### GIVEN INSTRUCTION
Gather all lines in the entries below that include the word "heading".

----- MATERIAL TO PROCESS

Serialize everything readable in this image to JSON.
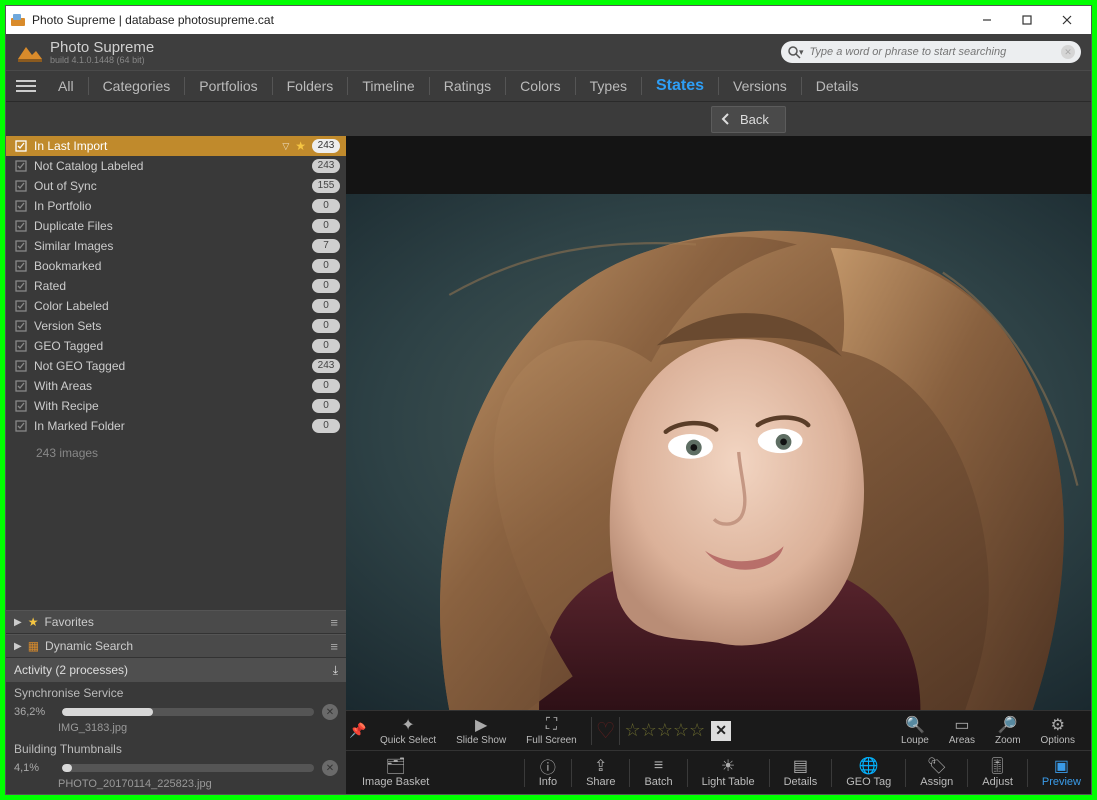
{
  "window": {
    "title": "Photo Supreme | database photosupreme.cat"
  },
  "app": {
    "name": "Photo Supreme",
    "build": "build 4.1.0.1448 (64 bit)"
  },
  "search": {
    "placeholder": "Type a word or phrase to start searching"
  },
  "nav": {
    "all": "All",
    "tabs": [
      "Categories",
      "Portfolios",
      "Folders",
      "Timeline",
      "Ratings",
      "Colors",
      "Types",
      "States",
      "Versions",
      "Details"
    ],
    "active": "States"
  },
  "back": {
    "label": "Back"
  },
  "sidebar": {
    "items": [
      {
        "label": "In Last Import",
        "count": "243",
        "selected": true,
        "star": true
      },
      {
        "label": "Not Catalog Labeled",
        "count": "243"
      },
      {
        "label": "Out of Sync",
        "count": "155"
      },
      {
        "label": "In Portfolio",
        "count": "0"
      },
      {
        "label": "Duplicate Files",
        "count": "0"
      },
      {
        "label": "Similar Images",
        "count": "7"
      },
      {
        "label": "Bookmarked",
        "count": "0"
      },
      {
        "label": "Rated",
        "count": "0"
      },
      {
        "label": "Color Labeled",
        "count": "0"
      },
      {
        "label": "Version Sets",
        "count": "0"
      },
      {
        "label": "GEO Tagged",
        "count": "0"
      },
      {
        "label": "Not GEO Tagged",
        "count": "243"
      },
      {
        "label": "With Areas",
        "count": "0"
      },
      {
        "label": "With Recipe",
        "count": "0"
      },
      {
        "label": "In Marked Folder",
        "count": "0"
      }
    ],
    "images_line": "243 images",
    "favorites": "Favorites",
    "dynamic": "Dynamic Search"
  },
  "activity": {
    "header": "Activity (2 processes)",
    "p1": {
      "name": "Synchronise Service",
      "pct": "36,2%",
      "file": "IMG_3183.jpg",
      "fill": 36.2
    },
    "p2": {
      "name": "Building Thumbnails",
      "pct": "4,1%",
      "file": "PHOTO_20170114_225823.jpg",
      "fill": 4.1
    }
  },
  "toolbar1": {
    "quick": "Quick Select",
    "slide": "Slide Show",
    "full": "Full Screen",
    "loupe": "Loupe",
    "areas": "Areas",
    "zoom": "Zoom",
    "options": "Options"
  },
  "toolbar2": {
    "basket": "Image Basket",
    "info": "Info",
    "share": "Share",
    "batch": "Batch",
    "light": "Light Table",
    "details": "Details",
    "geo": "GEO Tag",
    "assign": "Assign",
    "adjust": "Adjust",
    "preview": "Preview"
  }
}
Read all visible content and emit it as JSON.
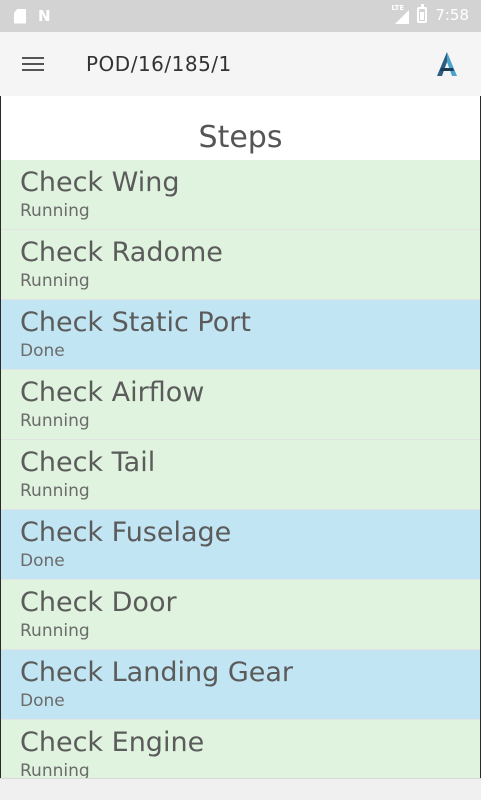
{
  "status_bar": {
    "network_label": "LTE",
    "time": "7:58"
  },
  "app_bar": {
    "title": "POD/16/185/1"
  },
  "page": {
    "heading": "Steps"
  },
  "colors": {
    "running": "#dff3de",
    "done": "#c2e5f3"
  },
  "steps": [
    {
      "name": "Check Wing",
      "status": "Running"
    },
    {
      "name": "Check Radome",
      "status": "Running"
    },
    {
      "name": "Check Static Port",
      "status": "Done"
    },
    {
      "name": "Check Airflow",
      "status": "Running"
    },
    {
      "name": "Check Tail",
      "status": "Running"
    },
    {
      "name": "Check Fuselage",
      "status": "Done"
    },
    {
      "name": "Check Door",
      "status": "Running"
    },
    {
      "name": "Check Landing Gear",
      "status": "Done"
    },
    {
      "name": "Check Engine",
      "status": "Running"
    }
  ]
}
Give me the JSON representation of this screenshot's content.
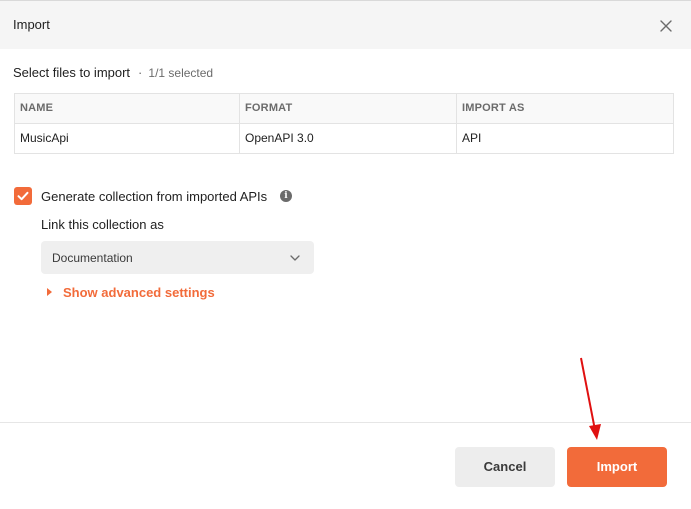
{
  "dialog": {
    "title": "Import",
    "close_icon": "close-icon"
  },
  "selection": {
    "heading": "Select files to import",
    "separator": "·",
    "count_text": "1/1 selected"
  },
  "table": {
    "columns": [
      "NAME",
      "FORMAT",
      "IMPORT AS"
    ],
    "rows": [
      [
        "MusicApi",
        "OpenAPI 3.0",
        "API"
      ]
    ]
  },
  "options": {
    "generate_collection": {
      "checked": true,
      "label": "Generate collection from imported APIs",
      "info_icon": "info-icon"
    },
    "link_label": "Link this collection as",
    "link_select": {
      "selected": "Documentation",
      "icon": "chevron-down-icon"
    },
    "advanced_label": "Show advanced settings"
  },
  "footer": {
    "cancel_label": "Cancel",
    "import_label": "Import"
  },
  "colors": {
    "accent": "#f26b3a",
    "annotation_arrow": "#e01010"
  }
}
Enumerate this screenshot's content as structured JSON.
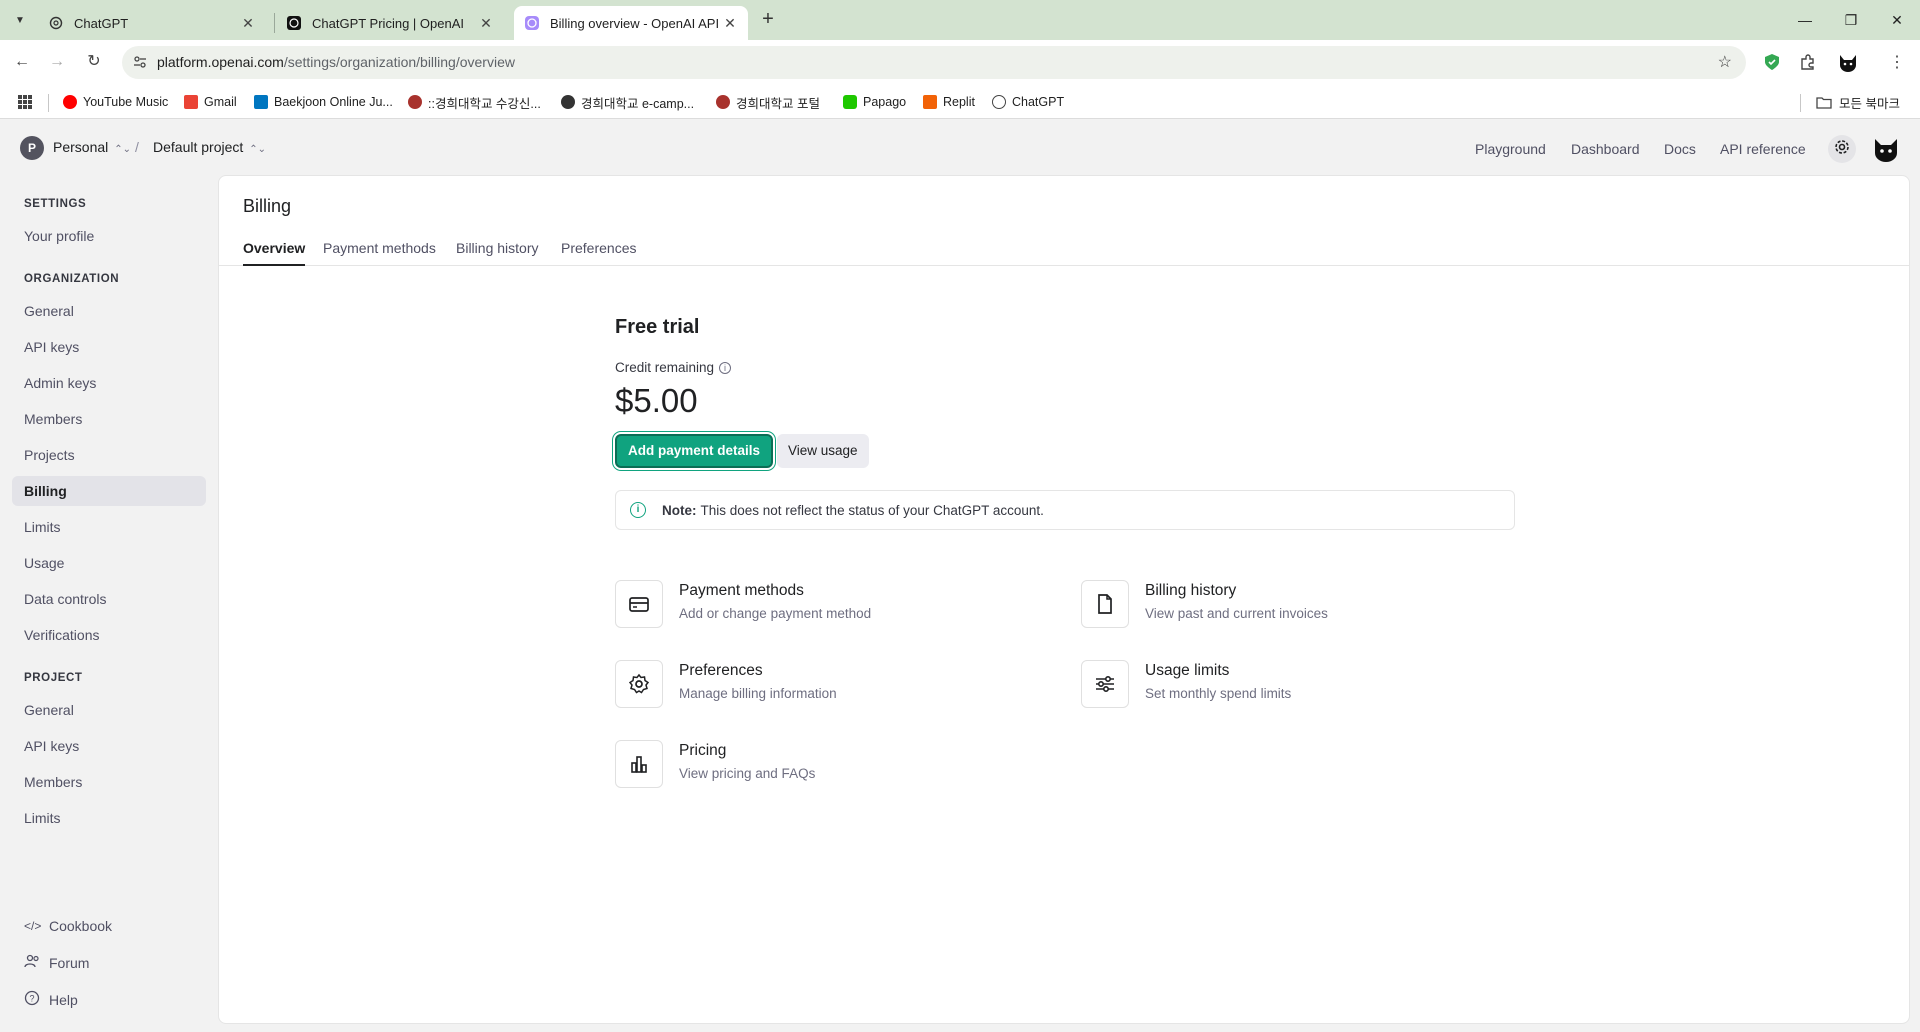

----------

### COMPLETED TASK
    "heading": "Steps"
    "heading": "Select files to import",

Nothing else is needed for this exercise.